[Given exercise]
Examine the material below. Gather every line in which the string "text" appears.
========
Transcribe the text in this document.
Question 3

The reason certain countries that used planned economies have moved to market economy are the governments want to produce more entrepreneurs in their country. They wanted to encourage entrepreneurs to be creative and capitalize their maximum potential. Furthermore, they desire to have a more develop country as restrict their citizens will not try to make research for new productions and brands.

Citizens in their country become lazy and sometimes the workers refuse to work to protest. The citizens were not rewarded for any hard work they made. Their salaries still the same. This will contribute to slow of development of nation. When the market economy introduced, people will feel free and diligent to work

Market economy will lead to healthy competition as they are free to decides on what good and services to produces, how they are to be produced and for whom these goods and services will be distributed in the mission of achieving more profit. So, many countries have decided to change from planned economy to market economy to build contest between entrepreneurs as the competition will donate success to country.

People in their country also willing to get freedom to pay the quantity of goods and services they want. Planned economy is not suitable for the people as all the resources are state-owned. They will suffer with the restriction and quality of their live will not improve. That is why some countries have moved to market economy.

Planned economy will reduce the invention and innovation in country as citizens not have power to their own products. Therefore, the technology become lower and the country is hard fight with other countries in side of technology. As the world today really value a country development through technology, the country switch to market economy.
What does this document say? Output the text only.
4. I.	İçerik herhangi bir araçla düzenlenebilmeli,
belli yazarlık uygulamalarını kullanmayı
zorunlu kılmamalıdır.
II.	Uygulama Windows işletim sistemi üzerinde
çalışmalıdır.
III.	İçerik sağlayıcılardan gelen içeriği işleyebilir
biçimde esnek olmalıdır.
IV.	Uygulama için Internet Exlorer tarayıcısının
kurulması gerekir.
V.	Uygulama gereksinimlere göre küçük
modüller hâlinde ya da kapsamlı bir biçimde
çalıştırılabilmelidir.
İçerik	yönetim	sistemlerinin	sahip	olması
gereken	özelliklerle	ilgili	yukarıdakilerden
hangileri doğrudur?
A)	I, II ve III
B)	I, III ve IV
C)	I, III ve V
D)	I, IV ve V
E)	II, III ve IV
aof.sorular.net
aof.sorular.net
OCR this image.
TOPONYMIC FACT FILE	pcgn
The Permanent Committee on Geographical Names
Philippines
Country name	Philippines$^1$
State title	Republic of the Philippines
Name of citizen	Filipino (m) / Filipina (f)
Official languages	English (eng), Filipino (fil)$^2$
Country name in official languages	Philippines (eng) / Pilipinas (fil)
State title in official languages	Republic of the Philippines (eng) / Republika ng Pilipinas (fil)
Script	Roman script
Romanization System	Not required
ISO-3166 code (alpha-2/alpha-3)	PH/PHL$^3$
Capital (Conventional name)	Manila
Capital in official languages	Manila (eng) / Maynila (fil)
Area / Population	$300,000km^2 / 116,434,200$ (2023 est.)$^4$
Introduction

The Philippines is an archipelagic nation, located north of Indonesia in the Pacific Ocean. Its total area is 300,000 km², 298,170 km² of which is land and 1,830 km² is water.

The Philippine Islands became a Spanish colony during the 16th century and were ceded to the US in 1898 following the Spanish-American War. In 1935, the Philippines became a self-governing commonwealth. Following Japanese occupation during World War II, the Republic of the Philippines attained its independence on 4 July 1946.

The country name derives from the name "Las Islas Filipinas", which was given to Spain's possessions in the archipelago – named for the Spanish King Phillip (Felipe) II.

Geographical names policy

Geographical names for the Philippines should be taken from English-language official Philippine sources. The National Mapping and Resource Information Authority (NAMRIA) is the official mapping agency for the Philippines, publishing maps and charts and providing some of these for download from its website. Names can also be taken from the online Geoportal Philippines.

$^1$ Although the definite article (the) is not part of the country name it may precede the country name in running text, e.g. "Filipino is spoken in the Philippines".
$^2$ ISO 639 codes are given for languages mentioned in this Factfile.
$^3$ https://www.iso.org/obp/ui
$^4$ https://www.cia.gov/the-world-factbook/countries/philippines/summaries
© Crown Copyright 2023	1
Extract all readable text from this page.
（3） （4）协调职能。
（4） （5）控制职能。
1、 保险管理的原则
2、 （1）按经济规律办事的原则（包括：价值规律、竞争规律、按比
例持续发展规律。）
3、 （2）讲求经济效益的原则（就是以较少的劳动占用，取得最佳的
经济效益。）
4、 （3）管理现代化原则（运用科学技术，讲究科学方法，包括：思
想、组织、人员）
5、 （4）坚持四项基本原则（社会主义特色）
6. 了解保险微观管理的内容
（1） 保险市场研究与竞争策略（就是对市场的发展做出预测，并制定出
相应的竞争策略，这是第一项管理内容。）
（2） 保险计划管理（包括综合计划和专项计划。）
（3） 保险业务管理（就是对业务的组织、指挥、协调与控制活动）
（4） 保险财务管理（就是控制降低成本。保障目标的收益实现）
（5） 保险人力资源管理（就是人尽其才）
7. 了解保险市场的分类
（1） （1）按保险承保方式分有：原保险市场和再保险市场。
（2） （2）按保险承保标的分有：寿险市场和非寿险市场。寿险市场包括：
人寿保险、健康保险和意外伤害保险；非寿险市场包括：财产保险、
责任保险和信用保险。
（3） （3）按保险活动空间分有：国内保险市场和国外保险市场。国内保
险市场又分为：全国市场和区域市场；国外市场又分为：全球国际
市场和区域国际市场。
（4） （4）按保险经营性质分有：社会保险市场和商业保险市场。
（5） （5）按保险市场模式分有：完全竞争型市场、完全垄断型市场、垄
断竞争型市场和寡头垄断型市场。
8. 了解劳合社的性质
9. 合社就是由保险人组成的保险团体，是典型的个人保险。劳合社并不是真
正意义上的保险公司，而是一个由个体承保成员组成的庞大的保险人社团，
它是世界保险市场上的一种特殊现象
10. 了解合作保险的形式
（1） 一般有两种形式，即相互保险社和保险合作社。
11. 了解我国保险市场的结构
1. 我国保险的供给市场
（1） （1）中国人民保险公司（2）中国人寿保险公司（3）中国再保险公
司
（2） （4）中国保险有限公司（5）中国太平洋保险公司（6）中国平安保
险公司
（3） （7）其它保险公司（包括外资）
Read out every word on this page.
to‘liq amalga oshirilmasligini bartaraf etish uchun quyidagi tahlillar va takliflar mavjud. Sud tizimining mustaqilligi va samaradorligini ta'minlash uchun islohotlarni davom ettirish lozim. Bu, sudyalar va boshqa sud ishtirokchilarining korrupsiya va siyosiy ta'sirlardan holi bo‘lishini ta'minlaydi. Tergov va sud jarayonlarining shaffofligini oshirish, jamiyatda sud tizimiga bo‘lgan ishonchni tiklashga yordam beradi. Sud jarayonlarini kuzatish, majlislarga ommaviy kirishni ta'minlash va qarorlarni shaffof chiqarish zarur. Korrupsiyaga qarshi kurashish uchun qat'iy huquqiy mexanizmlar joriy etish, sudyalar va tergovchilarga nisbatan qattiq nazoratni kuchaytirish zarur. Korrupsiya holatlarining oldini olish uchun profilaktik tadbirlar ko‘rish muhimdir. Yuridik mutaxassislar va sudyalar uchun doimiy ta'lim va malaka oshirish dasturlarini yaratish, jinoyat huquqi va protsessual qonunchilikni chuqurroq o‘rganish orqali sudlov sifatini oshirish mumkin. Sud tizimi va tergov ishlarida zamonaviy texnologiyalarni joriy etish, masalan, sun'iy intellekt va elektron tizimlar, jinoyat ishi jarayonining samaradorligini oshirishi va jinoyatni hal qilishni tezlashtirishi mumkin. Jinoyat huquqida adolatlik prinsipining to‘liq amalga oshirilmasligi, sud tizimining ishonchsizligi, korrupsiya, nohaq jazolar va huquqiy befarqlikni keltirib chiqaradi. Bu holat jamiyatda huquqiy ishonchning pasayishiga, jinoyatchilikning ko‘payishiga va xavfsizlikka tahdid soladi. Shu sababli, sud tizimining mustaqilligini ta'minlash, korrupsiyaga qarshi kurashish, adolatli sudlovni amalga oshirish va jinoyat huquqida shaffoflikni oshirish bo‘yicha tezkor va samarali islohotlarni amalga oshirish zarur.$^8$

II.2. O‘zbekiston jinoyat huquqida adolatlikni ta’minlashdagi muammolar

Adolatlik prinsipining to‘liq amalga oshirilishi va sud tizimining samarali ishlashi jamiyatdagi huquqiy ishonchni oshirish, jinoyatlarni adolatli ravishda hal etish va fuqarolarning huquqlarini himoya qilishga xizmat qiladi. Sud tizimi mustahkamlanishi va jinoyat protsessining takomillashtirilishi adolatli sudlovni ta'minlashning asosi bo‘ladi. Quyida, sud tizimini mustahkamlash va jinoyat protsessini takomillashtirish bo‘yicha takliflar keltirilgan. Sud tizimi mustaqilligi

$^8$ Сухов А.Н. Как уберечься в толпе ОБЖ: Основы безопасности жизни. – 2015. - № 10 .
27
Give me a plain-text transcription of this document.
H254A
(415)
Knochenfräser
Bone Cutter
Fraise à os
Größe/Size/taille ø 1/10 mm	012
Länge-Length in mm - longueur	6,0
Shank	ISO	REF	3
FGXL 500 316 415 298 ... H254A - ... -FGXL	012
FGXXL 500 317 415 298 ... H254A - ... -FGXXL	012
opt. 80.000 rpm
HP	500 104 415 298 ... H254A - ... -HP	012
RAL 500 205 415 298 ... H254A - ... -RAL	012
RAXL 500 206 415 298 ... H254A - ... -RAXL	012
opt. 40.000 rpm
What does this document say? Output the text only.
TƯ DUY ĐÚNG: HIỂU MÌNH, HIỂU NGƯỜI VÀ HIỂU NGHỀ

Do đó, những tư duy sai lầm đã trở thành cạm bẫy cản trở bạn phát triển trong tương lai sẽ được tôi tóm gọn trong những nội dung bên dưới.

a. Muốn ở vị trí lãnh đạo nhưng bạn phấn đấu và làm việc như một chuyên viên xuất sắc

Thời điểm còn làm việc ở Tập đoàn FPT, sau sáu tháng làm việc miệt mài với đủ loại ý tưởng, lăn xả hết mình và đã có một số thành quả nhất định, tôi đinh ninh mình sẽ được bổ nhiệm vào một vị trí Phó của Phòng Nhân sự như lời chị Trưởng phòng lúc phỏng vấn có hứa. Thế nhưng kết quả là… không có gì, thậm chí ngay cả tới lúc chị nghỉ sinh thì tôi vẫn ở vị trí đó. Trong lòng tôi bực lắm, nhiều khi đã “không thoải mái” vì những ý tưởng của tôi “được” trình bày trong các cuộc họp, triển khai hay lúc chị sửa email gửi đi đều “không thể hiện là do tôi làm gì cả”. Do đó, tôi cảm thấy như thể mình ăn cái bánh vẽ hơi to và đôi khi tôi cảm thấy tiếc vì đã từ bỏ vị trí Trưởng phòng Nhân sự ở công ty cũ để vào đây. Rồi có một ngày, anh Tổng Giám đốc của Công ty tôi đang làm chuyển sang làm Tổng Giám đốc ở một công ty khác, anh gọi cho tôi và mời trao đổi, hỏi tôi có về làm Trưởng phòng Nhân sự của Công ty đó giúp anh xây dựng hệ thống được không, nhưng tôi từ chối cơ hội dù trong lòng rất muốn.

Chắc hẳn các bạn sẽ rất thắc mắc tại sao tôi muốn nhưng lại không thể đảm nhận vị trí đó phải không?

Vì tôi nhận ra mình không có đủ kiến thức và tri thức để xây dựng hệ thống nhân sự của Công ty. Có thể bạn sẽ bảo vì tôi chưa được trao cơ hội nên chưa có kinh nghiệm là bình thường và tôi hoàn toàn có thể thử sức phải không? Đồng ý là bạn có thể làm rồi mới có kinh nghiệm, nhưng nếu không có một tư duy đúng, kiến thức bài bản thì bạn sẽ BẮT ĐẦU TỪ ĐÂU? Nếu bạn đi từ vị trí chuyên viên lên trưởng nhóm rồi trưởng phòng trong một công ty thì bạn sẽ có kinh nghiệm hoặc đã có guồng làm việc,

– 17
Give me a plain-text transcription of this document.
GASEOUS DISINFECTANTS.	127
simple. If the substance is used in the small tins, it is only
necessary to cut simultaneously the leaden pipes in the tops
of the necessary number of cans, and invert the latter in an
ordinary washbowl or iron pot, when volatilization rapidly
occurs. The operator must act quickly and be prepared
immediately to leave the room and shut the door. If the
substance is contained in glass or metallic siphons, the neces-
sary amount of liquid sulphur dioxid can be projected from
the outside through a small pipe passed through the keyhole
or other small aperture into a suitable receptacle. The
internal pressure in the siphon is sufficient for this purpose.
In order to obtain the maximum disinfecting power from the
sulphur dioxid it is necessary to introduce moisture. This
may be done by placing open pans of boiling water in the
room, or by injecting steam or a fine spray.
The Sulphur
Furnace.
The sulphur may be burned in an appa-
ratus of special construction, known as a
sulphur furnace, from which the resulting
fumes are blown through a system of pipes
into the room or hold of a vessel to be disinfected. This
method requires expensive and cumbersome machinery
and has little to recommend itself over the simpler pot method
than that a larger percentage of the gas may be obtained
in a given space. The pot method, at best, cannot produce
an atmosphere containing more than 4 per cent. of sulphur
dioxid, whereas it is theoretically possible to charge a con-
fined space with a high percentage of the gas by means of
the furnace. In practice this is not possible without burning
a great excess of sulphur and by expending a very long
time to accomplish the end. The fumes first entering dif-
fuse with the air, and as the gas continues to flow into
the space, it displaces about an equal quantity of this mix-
========
[Exercise solution]
Transcribe the text in this document.
What does this document say? Output the text only.
$^1$ Although the definite article (the) is not part of the country name it may precede the country name in running text, e.g. "Filipino is spoken in the Philippines".
Extract all readable text from this page.
Give me a plain-text transcription of this document.
What does this document say? Output the text only.
Give me a plain-text transcription of this document.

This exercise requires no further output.